Brief 1: In the records, write out again the stretch from the line containing "heatmap-cell — [178, 537, 187, 542]" through the line containing "heatmap-cell — [254, 92, 262, 97]", with "colorbar-segment" changed to "colorbar-band" and everything else left as is.

Text excerpt:
++++++

Item 1.      Security and Issuer

       This statement relates to the Common Stock, par value $.01 per share (the
"Shares") of Advantica Restaurant Group, Inc. (the "Company"). The Company has
its principal executive offices at 203 East Main Street, Spartanburg, SC 29319.

Item 2.      Identity and Background

       This statement is filed by Lloyd I. Miller, III ("Miller"). Miller's
principal business address is 4550 Gordon Drive, Naples, Florida 34102. Miller's
principal occupation is investing assets held by or on behalf of his family.
During the past five years, Miller has not been convicted in a criminal
proceeding (excluding traffic violations or similar misdemeanors) and has not
been a party to civil proceedings of a judicial or administrative body of
competent jurisdiction as a result of which Miller was or is subject to a
judgment, decree or final order enjoining future violations of, or prohibiting
or mandating activities subject to, federal or state securities laws or finding
any violation with respect to such laws. Miller is a United States citizen.

Item 3.      Source and Amount of Funds or Other Considerations

       Miller is the advisor to Trust A-1, Trust A-2, Trust A-3, Trust A-4 and
Trust C (the "Trusts"). Trust A-1, Trust A-2, Trust A-3 and Trust A-4 were
created pursuant to a Declaratory Judgment, signed by the Honorable Wayne F.
Wilke for the Court of Common Pleas, Probate Division, Hamilton County, Ohio, on
October 27, 1992, pursuant to which Trust A was split into four separate trusts.

++++++

Material shown:
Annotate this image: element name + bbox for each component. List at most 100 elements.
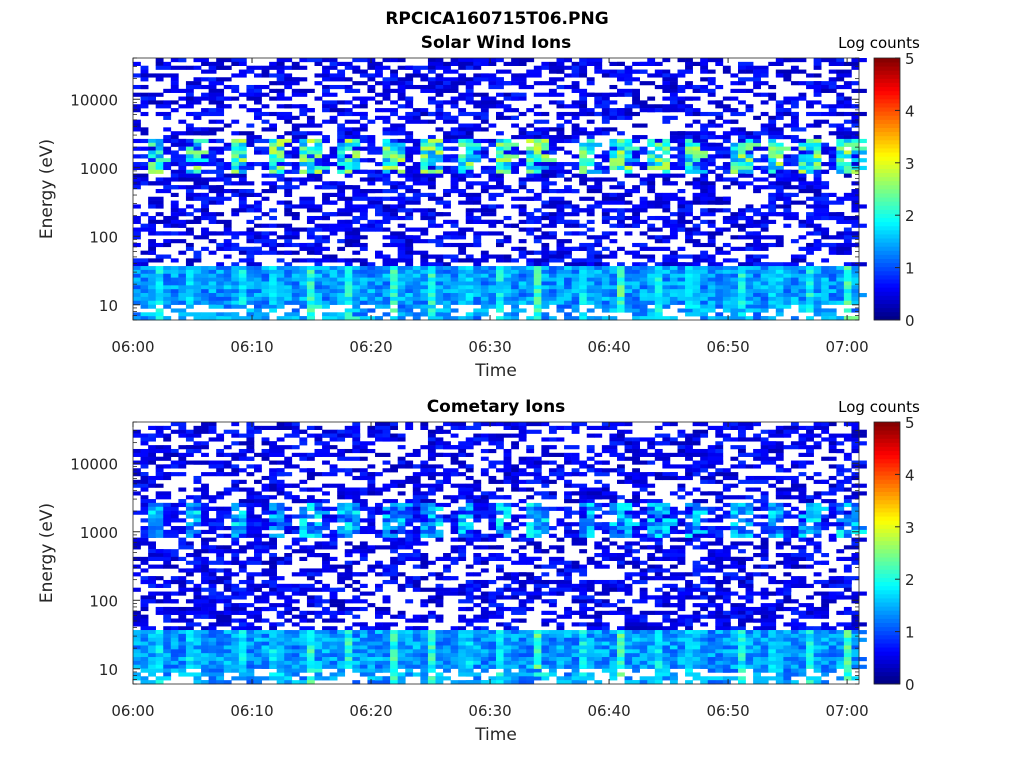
heatmap-cell — [178, 537, 187, 542]
heatmap-cell — [556, 65, 565, 70]
heatmap-cell — [488, 84, 504, 90]
heatmap-cell — [276, 657, 285, 662]
heatmap-cell — [730, 316, 746, 321]
heatmap-cell — [329, 464, 338, 469]
heatmap-cell — [329, 273, 338, 278]
heatmap-cell — [299, 196, 315, 201]
heatmap-cell — [768, 208, 777, 213]
heatmap-cell — [254, 599, 270, 604]
heatmap-cell — [526, 108, 535, 113]
heatmap-cell — [427, 208, 436, 213]
colorbar-segment — [874, 127, 900, 133]
heatmap-cell — [201, 510, 209, 515]
heatmap-cell — [753, 69, 769, 74]
heatmap-cell — [496, 146, 504, 151]
heatmap-cell — [722, 285, 731, 290]
heatmap-cell — [322, 610, 330, 615]
heatmap-cell — [450, 289, 459, 294]
heatmap-cell — [314, 649, 323, 654]
heatmap-cell — [843, 100, 852, 105]
heatmap-cell — [617, 142, 625, 147]
heatmap-cell — [571, 293, 580, 298]
heatmap-cell — [745, 296, 754, 302]
heatmap-cell — [208, 81, 225, 86]
heatmap-cell — [533, 293, 542, 298]
heatmap-cell — [231, 441, 240, 446]
heatmap-cell — [405, 235, 421, 240]
heatmap-cell — [254, 88, 262, 93]
heatmap-cell — [405, 158, 414, 163]
heatmap-cell — [458, 123, 474, 128]
heatmap-cell — [420, 169, 429, 174]
heatmap-cell — [443, 273, 451, 278]
heatmap-cell — [352, 235, 361, 240]
heatmap-cell — [579, 146, 588, 151]
colorbar-segment — [874, 315, 900, 321]
heatmap-cell — [201, 514, 209, 519]
heatmap-cell — [178, 456, 187, 461]
heatmap-cell — [276, 491, 285, 496]
heatmap-cell — [775, 189, 784, 194]
heatmap-cell — [261, 437, 270, 442]
heatmap-cell — [692, 146, 701, 151]
heatmap-cell — [647, 273, 656, 278]
heatmap-cell — [254, 92, 262, 97]
heatmap-cell — [291, 65, 300, 70]
heatmap-cell — [450, 277, 459, 282]
heatmap-cell — [359, 73, 368, 78]
heatmap-cell — [548, 165, 565, 171]
heatmap-cell — [813, 266, 822, 271]
heatmap-cell — [412, 150, 421, 155]
heatmap-cell — [533, 235, 550, 240]
heatmap-cell — [133, 273, 141, 278]
heatmap-cell — [760, 304, 769, 309]
heatmap-cell — [170, 158, 187, 163]
heatmap-cell — [163, 231, 172, 236]
heatmap-cell — [617, 181, 625, 186]
heatmap-cell — [806, 73, 814, 78]
heatmap-cell — [753, 258, 761, 263]
heatmap-cell — [458, 231, 467, 236]
heatmap-cell — [677, 142, 686, 147]
heatmap-cell — [148, 200, 164, 205]
heatmap-cell — [284, 599, 293, 604]
heatmap-cell — [284, 189, 293, 194]
heatmap-cell — [170, 502, 179, 508]
heatmap-cell — [216, 177, 225, 182]
heatmap-cell — [601, 277, 610, 282]
heatmap-cell — [201, 212, 217, 217]
heatmap-cell — [556, 173, 565, 178]
heatmap-cell — [185, 96, 194, 101]
heatmap-cell — [836, 293, 845, 298]
heatmap-cell — [291, 495, 300, 500]
heatmap-cell — [254, 138, 270, 144]
heatmap-cell — [170, 664, 179, 669]
heatmap-cell — [254, 626, 262, 631]
heatmap-cell — [231, 664, 240, 669]
heatmap-cell — [216, 657, 225, 662]
heatmap-cell — [768, 61, 784, 66]
heatmap-cell — [692, 254, 701, 259]
heatmap-cell — [420, 212, 429, 217]
heatmap-cell — [579, 165, 588, 171]
heatmap-cell — [284, 242, 293, 248]
heatmap-cell — [216, 545, 225, 550]
heatmap-cell — [291, 660, 300, 666]
heatmap-cell — [170, 637, 179, 642]
heatmap-cell — [208, 672, 225, 677]
heatmap-cell — [223, 445, 232, 450]
heatmap-cell — [216, 599, 225, 604]
heatmap-cell — [254, 289, 262, 294]
heatmap-cell — [662, 277, 671, 282]
heatmap-cell — [450, 81, 459, 86]
heatmap-cell — [435, 58, 444, 63]
heatmap-cell — [133, 479, 141, 484]
heatmap-cell — [768, 154, 777, 159]
heatmap-cell — [284, 456, 293, 461]
heatmap-cell — [707, 119, 716, 124]
heatmap-cell — [843, 84, 852, 90]
heatmap-cell — [284, 73, 293, 78]
colorbar-segment — [874, 90, 900, 96]
heatmap-cell — [609, 158, 618, 163]
heatmap-cell — [170, 599, 179, 604]
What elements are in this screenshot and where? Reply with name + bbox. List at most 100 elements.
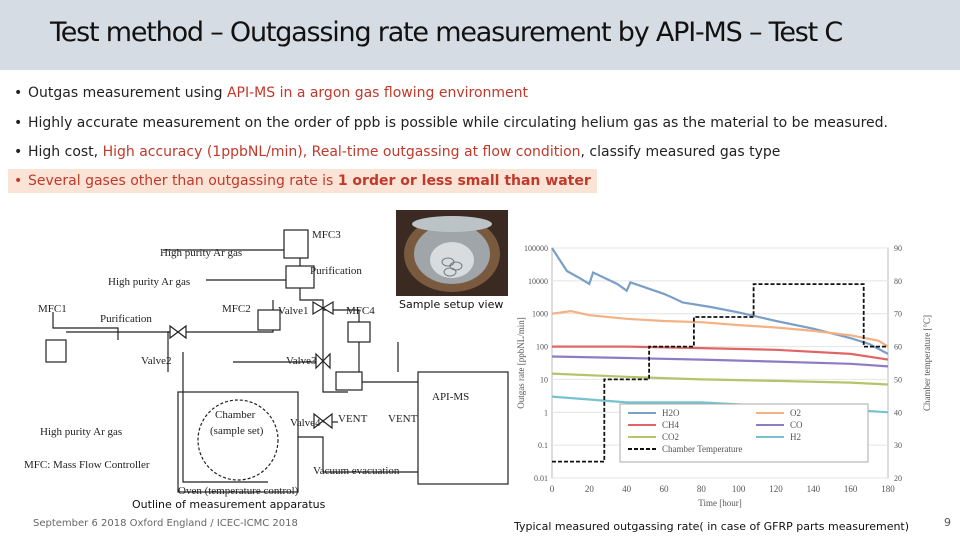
mfc4-box <box>347 321 371 343</box>
mfc3-box <box>283 229 309 259</box>
x-tick-label: 120 <box>769 484 783 494</box>
legend-label: O2 <box>790 408 801 418</box>
label-valve1: Valve1 <box>278 305 309 317</box>
valve1-icon <box>312 300 334 316</box>
label-chamber: Chamber <box>215 409 256 421</box>
bullet-text-highlight: High accuracy (1ppbNL/min), Real-time ou… <box>102 144 581 160</box>
chart-caption: Typical measured outgassing rate( in cas… <box>514 520 910 533</box>
x-tick-label: 100 <box>732 484 746 494</box>
label-oven: Oven (temperature control) <box>178 485 299 497</box>
sample-photo <box>396 210 508 296</box>
y-tick-label: 0.01 <box>534 474 548 483</box>
chamber-circle <box>197 399 279 481</box>
label-purification-left: Purification <box>100 313 152 325</box>
bullet-text-highlight: Several gases other than outgassing rate… <box>28 173 338 189</box>
oven-box <box>177 391 299 493</box>
x-tick-label: 140 <box>807 484 821 494</box>
label-ar-3: High purity Ar gas <box>40 426 122 438</box>
footer-text: September 6 2018 Oxford England / ICEC-I… <box>33 518 298 529</box>
label-mfc1: MFC1 <box>38 303 67 315</box>
label-vent-1: VENT <box>338 413 368 425</box>
bullet-dot-icon: • <box>14 173 23 189</box>
bullet-text-bold: 1 order or less small than water <box>337 173 591 189</box>
legend-label: H2O <box>662 408 680 418</box>
series-line-3 <box>551 355 889 368</box>
label-sample-set: (sample set) <box>210 425 264 437</box>
label-mfc4: MFC4 <box>346 305 375 317</box>
y2-tick-label: 80 <box>894 277 902 286</box>
series-line-1 <box>551 309 889 348</box>
series-line-4 <box>551 372 889 386</box>
valve3-box <box>335 371 363 391</box>
bullet-text: Highly accurate measurement on the order… <box>28 115 888 131</box>
label-ar-2: High purity Ar gas <box>108 276 190 288</box>
apparatus-diagram: MFC3 High purity Ar gas Purification Hig… <box>24 229 509 497</box>
bullet-text: High cost, <box>28 144 103 160</box>
y2-tick-label: 70 <box>894 310 902 319</box>
bullet-dot-icon: • <box>14 85 23 101</box>
label-purification-top: Purification <box>310 265 362 277</box>
y2-tick-label: 60 <box>894 343 902 352</box>
y-tick-label: 0.1 <box>538 441 548 450</box>
mfc1-box <box>45 339 67 363</box>
bullet-text: Outgas measurement using <box>28 85 227 101</box>
label-valve3: Valve3 <box>286 355 317 367</box>
bullet-item-highlighted: • Several gases other than outgassing rat… <box>8 169 597 193</box>
valve2-icon <box>169 324 187 340</box>
legend-label: H2 <box>790 432 801 442</box>
label-api-ms: API-MS <box>432 391 469 403</box>
y-tick-label: 1000 <box>532 310 548 319</box>
y2-tick-label: 20 <box>894 474 902 483</box>
x-axis-label: Time [hour] <box>698 498 741 508</box>
api-ms-box <box>417 371 509 485</box>
slide-title: Test method – Outgassing rate measuremen… <box>50 17 843 48</box>
legend-label: CO2 <box>662 432 679 442</box>
diagram-caption: Outline of measurement apparatus <box>132 498 326 511</box>
y2-tick-label: 40 <box>894 408 902 417</box>
legend-label: CH4 <box>662 420 680 430</box>
mfc2-box <box>257 309 281 331</box>
outgassing-chart: 0.010.1110100100010000100000203040506070… <box>516 244 932 508</box>
y-tick-label: 1 <box>544 408 548 417</box>
x-tick-label: 180 <box>881 484 895 494</box>
x-tick-label: 20 <box>585 484 595 494</box>
label-vent-2: VENT <box>388 413 418 425</box>
y-tick-label: 10000 <box>528 277 548 286</box>
y2-tick-label: 90 <box>894 244 902 253</box>
y-axis-label: Outgas rate [ppbNL/min] <box>516 317 526 408</box>
bullet-dot-icon: • <box>14 144 23 160</box>
bullet-text-highlight: API-MS in a argon gas flowing environmen… <box>226 85 529 101</box>
series-line-2 <box>552 345 889 361</box>
series-line-0 <box>551 247 889 355</box>
x-tick-label: 160 <box>844 484 858 494</box>
photo-caption: Sample setup view <box>399 298 504 311</box>
y-tick-label: 100000 <box>524 244 548 253</box>
label-mfc3: MFC3 <box>312 229 341 241</box>
label-mfc2: MFC2 <box>222 303 251 315</box>
bullet-text: , classify measured gas type <box>580 144 781 160</box>
valve3-icon <box>315 352 331 370</box>
label-vacuum: Vacuum evacuation <box>313 465 400 477</box>
label-mfc-def: MFC: Mass Flow Controller <box>24 459 150 471</box>
label-valve2: Valve2 <box>141 355 172 367</box>
label-ar-1: High purity Ar gas <box>160 247 242 259</box>
series-line-6 <box>552 283 888 463</box>
x-tick-label: 80 <box>697 484 707 494</box>
bullet-item: • Outgas measurement using API-MS in a ar… <box>14 85 528 101</box>
legend-label: CO <box>790 420 803 430</box>
legend-label: Chamber Temperature <box>662 444 742 454</box>
bullet-item: • High cost, High accuracy (1ppbNL/min), … <box>14 144 780 160</box>
valve4-icon <box>313 412 333 430</box>
label-valve4: Valve4 <box>290 417 321 429</box>
bullet-item: • Highly accurate measurement on the orde… <box>14 115 888 131</box>
y2-tick-label: 30 <box>894 441 902 450</box>
x-tick-label: 40 <box>622 484 632 494</box>
page-number: 9 <box>944 516 951 529</box>
y2-axis-label: Chamber temperature [°C] <box>922 315 932 411</box>
chart-legend <box>619 403 869 463</box>
x-tick-label: 60 <box>660 484 670 494</box>
title-bar: Test method – Outgassing rate measuremen… <box>0 0 960 70</box>
bullet-dot-icon: • <box>14 115 23 131</box>
y-tick-label: 10 <box>540 375 548 384</box>
y-tick-label: 100 <box>536 343 548 352</box>
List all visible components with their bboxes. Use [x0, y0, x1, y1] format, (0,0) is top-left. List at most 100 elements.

++++++

Brief 2: Carry the statement about Miller's holdings in Advantica Restaurant Group shares further from the point where it stops.

Expected answer 1:
heatmap-cell — [178, 537, 187, 542]
heatmap-cell — [556, 65, 565, 70]
heatmap-cell — [488, 84, 504, 90]
heatmap-cell — [276, 657, 285, 662]
heatmap-cell — [730, 316, 746, 321]
heatmap-cell — [329, 464, 338, 469]
heatmap-cell — [329, 273, 338, 278]
heatmap-cell — [299, 196, 315, 201]
heatmap-cell — [768, 208, 777, 213]
heatmap-cell — [254, 599, 270, 604]
heatmap-cell — [526, 108, 535, 113]
heatmap-cell — [427, 208, 436, 213]
colorbar-band — [874, 127, 900, 133]
heatmap-cell — [201, 510, 209, 515]
heatmap-cell — [753, 69, 769, 74]
heatmap-cell — [496, 146, 504, 151]
heatmap-cell — [722, 285, 731, 290]
heatmap-cell — [322, 610, 330, 615]
heatmap-cell — [450, 289, 459, 294]
heatmap-cell — [314, 649, 323, 654]
heatmap-cell — [843, 100, 852, 105]
heatmap-cell — [617, 142, 625, 147]
heatmap-cell — [571, 293, 580, 298]
heatmap-cell — [745, 296, 754, 302]
heatmap-cell — [208, 81, 225, 86]
heatmap-cell — [533, 293, 542, 298]
heatmap-cell — [231, 441, 240, 446]
heatmap-cell — [405, 235, 421, 240]
heatmap-cell — [254, 88, 262, 93]
heatmap-cell — [405, 158, 414, 163]
heatmap-cell — [458, 123, 474, 128]
heatmap-cell — [420, 169, 429, 174]
heatmap-cell — [443, 273, 451, 278]
heatmap-cell — [352, 235, 361, 240]
heatmap-cell — [579, 146, 588, 151]
colorbar-band — [874, 315, 900, 321]
heatmap-cell — [201, 514, 209, 519]
heatmap-cell — [178, 456, 187, 461]
heatmap-cell — [276, 491, 285, 496]
heatmap-cell — [775, 189, 784, 194]
heatmap-cell — [261, 437, 270, 442]
heatmap-cell — [692, 146, 701, 151]
heatmap-cell — [647, 273, 656, 278]
heatmap-cell — [254, 92, 262, 97]

Expected answer 2:
The Trusts were created pursuant to an Amended and Restated Trust Agreement,
dated September 20, 1983 (the "Trust Agreement"). Miller was named as advisor to
PNC Bank, Ohio, N.A. (formerly The Central Trust Company, N.A., Cincinnati,
Ohio), the Trustee named in the Trust Agreement. Such appointment became
effective on April 22, 1990, the date of death of Lloyd I. Miller, the Grantor
of the Trusts. All of the Shares purchased by Miller as advisor to the Trusts
were purchased by funds generated and held by the Trusts. The purchase price for
the Shares was $35,831.20 for Trust A-1; $151,619.11 for Trust A-2; $156,711.73
for Trust A-3; $4,359,252.38 for the Shares and warrants in Trust A-4 and
$878,293.26 for Trust C.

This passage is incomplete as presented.